(Stored items)
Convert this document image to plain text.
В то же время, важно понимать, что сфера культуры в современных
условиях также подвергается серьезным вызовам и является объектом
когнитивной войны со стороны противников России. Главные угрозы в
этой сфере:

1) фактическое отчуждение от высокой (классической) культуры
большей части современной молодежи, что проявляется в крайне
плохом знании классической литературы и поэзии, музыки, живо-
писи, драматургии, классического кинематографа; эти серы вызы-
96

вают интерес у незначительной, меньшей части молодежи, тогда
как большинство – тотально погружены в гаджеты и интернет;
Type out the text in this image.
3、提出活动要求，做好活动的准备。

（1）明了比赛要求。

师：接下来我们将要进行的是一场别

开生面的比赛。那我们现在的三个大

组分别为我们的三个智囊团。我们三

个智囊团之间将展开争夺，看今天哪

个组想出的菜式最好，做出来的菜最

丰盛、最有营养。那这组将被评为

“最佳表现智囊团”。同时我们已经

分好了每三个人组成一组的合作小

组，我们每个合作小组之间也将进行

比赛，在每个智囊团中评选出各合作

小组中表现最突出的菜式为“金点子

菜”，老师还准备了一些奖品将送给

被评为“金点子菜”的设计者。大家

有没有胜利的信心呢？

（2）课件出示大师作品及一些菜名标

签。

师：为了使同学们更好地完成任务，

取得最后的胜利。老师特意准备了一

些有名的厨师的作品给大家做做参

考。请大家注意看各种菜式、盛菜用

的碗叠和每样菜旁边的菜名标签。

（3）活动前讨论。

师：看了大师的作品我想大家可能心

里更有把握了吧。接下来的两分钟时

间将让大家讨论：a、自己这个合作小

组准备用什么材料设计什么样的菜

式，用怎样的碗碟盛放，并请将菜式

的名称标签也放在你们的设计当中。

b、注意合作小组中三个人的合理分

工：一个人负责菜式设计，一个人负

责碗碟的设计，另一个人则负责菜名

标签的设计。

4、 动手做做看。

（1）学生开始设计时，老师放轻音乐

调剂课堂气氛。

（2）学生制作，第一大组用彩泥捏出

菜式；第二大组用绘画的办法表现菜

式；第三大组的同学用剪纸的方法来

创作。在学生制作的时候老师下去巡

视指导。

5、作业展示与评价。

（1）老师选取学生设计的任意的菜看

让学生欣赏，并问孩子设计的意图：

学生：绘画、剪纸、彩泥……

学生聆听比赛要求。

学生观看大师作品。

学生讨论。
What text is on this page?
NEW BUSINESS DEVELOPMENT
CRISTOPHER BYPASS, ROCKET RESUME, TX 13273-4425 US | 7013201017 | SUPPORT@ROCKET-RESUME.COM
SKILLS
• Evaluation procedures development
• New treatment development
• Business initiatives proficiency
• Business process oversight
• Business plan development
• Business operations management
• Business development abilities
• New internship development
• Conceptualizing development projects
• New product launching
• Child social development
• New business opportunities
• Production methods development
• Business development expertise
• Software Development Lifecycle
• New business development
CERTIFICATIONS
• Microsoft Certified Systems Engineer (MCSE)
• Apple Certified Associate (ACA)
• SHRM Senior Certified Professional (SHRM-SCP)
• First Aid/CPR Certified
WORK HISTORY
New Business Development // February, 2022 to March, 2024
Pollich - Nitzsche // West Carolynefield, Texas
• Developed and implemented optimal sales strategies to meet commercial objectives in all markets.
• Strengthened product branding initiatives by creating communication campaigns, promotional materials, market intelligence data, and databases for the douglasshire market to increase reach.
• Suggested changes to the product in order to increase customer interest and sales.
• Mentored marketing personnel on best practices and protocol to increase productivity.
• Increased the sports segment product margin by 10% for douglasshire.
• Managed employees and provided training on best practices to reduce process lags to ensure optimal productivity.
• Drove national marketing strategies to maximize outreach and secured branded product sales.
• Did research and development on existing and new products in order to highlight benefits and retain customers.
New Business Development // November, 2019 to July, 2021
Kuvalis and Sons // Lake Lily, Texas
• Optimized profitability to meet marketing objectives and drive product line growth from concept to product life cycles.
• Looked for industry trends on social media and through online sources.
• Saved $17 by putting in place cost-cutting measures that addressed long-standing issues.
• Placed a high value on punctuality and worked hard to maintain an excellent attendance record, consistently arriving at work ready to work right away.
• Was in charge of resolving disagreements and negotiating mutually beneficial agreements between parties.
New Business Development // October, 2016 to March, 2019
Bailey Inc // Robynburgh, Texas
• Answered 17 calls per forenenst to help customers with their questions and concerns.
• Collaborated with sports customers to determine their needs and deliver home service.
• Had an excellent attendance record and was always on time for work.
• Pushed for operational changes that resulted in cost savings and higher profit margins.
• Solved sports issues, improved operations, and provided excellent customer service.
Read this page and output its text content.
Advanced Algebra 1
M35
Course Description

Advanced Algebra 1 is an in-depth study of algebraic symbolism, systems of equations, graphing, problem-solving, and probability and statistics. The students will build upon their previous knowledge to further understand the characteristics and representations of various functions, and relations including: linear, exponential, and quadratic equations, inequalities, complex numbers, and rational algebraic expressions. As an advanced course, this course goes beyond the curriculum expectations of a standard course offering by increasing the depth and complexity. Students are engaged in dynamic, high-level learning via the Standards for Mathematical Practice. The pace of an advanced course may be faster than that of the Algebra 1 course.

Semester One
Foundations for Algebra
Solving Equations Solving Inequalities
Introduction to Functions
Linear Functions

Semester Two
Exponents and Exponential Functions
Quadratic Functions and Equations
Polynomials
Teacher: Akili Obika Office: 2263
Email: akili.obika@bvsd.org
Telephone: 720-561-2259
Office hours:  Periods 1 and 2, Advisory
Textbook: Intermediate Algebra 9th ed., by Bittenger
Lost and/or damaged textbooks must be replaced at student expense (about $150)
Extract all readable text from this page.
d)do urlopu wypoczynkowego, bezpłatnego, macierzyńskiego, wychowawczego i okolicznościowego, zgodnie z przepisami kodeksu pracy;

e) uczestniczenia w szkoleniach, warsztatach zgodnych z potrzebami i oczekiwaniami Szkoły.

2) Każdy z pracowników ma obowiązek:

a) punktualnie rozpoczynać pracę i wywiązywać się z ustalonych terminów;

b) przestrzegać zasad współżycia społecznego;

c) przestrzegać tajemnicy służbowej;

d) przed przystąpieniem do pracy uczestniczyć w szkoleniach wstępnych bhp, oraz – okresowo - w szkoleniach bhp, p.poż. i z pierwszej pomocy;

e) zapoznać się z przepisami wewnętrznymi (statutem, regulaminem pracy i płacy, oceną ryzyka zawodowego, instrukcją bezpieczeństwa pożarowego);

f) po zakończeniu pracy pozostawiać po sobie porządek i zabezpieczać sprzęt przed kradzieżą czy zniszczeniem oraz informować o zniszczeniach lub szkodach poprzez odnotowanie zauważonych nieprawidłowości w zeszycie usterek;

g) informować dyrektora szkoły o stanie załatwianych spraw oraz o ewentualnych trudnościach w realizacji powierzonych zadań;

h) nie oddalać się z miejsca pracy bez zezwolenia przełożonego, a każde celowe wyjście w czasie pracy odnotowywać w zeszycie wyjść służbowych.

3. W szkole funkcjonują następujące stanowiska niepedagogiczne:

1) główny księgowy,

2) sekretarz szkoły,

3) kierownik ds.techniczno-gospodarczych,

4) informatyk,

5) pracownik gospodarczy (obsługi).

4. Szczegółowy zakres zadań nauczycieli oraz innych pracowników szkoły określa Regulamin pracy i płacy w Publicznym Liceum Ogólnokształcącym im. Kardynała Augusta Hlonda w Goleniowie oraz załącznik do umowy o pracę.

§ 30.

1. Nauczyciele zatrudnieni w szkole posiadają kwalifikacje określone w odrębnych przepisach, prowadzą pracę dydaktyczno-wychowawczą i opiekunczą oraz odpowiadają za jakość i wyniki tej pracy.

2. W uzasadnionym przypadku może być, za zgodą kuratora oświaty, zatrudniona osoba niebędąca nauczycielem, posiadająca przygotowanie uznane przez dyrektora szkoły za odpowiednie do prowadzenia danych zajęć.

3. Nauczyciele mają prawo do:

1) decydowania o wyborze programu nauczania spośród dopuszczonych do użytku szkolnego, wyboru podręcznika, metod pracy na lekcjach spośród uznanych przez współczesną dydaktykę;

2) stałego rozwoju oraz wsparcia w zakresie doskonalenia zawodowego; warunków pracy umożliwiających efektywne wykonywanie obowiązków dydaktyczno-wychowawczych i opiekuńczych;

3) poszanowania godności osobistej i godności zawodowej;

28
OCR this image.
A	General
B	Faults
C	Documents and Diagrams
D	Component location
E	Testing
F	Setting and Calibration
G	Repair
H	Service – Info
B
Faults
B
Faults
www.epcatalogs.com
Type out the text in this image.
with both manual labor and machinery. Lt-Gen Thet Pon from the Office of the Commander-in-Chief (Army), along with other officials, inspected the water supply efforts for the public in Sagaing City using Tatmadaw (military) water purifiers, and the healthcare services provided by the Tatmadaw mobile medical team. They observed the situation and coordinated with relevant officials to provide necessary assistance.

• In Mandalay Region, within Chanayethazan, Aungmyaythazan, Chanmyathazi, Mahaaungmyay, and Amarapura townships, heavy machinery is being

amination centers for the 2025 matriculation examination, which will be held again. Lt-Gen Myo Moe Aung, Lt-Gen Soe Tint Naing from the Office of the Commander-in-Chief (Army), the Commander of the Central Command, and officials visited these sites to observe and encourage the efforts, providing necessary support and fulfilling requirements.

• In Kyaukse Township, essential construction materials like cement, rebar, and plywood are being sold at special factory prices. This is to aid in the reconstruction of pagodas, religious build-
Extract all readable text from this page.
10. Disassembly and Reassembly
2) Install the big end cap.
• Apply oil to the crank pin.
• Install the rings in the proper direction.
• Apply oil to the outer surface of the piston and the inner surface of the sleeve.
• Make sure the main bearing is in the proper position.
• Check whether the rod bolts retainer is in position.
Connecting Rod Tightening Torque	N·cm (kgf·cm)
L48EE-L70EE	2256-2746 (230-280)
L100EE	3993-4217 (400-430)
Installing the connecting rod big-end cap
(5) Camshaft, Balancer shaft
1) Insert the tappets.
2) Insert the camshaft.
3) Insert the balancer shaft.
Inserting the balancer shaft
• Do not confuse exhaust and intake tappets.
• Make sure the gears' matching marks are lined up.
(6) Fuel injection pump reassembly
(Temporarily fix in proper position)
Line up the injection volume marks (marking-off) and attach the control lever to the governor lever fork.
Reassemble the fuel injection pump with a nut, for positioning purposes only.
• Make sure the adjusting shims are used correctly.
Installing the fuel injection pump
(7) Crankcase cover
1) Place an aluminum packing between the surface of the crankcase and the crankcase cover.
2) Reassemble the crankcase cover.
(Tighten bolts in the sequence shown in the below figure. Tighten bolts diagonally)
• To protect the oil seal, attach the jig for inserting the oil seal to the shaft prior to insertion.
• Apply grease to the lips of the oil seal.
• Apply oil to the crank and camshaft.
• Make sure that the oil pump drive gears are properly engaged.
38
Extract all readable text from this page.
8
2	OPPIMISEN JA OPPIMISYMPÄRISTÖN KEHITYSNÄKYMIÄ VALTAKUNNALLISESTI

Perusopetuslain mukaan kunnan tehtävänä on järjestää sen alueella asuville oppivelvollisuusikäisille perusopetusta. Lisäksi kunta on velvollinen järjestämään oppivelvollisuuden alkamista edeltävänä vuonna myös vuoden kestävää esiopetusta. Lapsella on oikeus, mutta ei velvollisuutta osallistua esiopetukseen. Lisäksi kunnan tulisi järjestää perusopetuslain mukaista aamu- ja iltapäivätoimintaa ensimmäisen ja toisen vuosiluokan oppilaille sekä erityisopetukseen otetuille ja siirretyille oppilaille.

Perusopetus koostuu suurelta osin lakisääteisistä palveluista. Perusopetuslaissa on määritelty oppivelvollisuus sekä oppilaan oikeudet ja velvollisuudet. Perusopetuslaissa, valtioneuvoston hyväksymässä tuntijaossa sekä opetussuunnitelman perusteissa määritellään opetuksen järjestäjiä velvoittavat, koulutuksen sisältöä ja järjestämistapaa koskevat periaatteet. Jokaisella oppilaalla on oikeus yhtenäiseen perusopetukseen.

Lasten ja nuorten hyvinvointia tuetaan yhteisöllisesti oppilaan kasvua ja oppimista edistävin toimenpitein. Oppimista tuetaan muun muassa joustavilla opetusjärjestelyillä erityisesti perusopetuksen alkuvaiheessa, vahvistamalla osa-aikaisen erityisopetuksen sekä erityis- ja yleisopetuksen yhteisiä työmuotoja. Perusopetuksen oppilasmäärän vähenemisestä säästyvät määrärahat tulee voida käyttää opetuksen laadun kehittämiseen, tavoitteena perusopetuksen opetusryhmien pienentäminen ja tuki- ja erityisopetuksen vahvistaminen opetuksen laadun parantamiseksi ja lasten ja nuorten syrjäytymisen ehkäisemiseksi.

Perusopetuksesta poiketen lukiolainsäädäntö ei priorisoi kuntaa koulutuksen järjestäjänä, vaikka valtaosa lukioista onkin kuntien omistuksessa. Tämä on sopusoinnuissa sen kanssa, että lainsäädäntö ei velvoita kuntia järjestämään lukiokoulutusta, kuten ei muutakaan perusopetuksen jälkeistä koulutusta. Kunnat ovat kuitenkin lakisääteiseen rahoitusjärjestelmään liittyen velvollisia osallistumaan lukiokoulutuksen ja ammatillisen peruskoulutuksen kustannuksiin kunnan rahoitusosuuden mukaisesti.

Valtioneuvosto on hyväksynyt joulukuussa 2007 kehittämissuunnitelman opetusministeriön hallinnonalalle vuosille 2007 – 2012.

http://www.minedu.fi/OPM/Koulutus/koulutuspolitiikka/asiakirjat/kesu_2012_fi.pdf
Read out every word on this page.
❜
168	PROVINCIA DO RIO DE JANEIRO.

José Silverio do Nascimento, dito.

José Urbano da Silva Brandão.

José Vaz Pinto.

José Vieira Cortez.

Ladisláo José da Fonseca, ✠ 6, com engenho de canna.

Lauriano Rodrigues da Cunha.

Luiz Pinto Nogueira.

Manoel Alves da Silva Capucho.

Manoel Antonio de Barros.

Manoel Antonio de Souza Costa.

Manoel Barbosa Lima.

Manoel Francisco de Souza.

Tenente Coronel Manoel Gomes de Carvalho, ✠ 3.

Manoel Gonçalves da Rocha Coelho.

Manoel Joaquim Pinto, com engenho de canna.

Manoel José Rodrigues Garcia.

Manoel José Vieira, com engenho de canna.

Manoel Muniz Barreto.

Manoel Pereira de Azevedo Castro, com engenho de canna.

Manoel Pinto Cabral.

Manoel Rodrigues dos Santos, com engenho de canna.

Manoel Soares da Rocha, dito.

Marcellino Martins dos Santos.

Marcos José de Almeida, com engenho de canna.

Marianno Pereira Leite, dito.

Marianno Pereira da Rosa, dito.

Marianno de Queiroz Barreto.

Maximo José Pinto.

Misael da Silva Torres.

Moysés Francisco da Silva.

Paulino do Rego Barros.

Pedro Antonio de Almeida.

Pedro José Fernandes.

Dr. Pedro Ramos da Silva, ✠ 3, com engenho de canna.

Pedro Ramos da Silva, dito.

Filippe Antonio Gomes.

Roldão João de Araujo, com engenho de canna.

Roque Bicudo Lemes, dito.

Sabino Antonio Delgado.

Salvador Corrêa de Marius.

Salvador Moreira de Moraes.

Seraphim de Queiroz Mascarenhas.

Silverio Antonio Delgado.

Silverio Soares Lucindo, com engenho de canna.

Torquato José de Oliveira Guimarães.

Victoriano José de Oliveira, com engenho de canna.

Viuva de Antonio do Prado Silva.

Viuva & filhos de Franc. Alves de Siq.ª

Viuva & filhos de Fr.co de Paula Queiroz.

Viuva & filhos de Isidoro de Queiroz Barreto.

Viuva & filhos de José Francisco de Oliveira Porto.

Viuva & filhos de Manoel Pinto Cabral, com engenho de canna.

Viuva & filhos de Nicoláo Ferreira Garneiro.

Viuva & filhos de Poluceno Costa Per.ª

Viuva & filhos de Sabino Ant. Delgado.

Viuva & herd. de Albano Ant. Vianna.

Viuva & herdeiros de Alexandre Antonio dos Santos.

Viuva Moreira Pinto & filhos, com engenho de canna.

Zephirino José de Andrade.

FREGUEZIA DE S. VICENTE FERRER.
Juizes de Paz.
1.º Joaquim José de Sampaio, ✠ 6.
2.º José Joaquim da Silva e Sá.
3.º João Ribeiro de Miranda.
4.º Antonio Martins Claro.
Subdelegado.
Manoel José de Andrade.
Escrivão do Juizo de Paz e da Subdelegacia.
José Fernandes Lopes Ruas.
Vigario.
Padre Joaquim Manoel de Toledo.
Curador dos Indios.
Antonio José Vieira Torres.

(GIVEN PROBLEM) Gather each line in the entries above where the string "koulutuksen" is found.

(EXERCISE ANSWER)
Perusopetus koostuu suurelta osin lakisääteisistä palveluista. Perusopetuslaissa on määritelty oppivelvollisuus sekä oppilaan oikeudet ja velvollisuudet. Perusopetuslaissa, valtioneuvoston hyväksymässä tuntijaossa sekä opetussuunnitelman perusteissa määritellään opetuksen järjestäjiä velvoittavat, koulutuksen sisältöä ja järjestämistapaa koskevat periaatteet. Jokaisella oppilaalla on oikeus yhtenäiseen perusopetukseen.
Perusopetuksesta poiketen lukiolainsäädäntö ei priorisoi kuntaa koulutuksen järjestäjänä, vaikka valtaosa lukioista onkin kuntien omistuksessa. Tämä on sopusoinnuissa sen kanssa, että lainsäädäntö ei velvoita kuntia järjestämään lukiokoulutusta, kuten ei muutakaan perusopetuksen jälkeistä koulutusta. Kunnat ovat kuitenkin lakisääteiseen rahoitusjärjestelmään liittyen velvollisia osallistumaan lukiokoulutuksen ja ammatillisen peruskoulutuksen kustannuksiin kunnan rahoitusosuuden mukaisesti.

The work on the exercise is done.